[start Raw records]

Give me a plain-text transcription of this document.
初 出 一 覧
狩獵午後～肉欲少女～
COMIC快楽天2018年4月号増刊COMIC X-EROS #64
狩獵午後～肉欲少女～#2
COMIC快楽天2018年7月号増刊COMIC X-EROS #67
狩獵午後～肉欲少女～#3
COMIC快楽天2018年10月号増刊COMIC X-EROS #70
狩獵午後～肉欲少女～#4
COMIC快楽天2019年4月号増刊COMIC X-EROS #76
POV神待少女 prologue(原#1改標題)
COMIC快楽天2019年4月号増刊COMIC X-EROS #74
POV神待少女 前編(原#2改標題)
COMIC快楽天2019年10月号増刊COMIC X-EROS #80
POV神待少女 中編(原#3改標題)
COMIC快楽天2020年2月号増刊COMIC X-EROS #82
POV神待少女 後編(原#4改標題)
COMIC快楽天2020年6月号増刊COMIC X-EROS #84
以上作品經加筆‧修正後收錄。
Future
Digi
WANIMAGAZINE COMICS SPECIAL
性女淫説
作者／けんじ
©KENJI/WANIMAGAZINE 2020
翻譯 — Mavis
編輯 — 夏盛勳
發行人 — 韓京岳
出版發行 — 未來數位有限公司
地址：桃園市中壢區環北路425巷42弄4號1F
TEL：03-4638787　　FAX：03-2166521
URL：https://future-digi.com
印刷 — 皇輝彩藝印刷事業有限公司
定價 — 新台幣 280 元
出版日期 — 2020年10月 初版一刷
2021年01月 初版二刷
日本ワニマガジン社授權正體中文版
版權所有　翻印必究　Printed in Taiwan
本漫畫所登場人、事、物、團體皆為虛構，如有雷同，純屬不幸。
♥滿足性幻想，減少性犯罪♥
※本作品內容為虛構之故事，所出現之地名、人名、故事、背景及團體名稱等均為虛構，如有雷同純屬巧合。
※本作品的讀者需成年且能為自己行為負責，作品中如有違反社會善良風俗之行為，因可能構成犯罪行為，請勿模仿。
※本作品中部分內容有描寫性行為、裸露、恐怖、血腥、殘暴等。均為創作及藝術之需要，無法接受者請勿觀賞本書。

[end Raw records]

--- Aim of the exercise ---
Look through the listing and extract every line with "POV神待少女" in it.

--- Task response ---
POV神待少女 prologue(原#1改標題)
POV神待少女 前編(原#2改標題)
POV神待少女 中編(原#3改標題)
POV神待少女 後編(原#4改標題)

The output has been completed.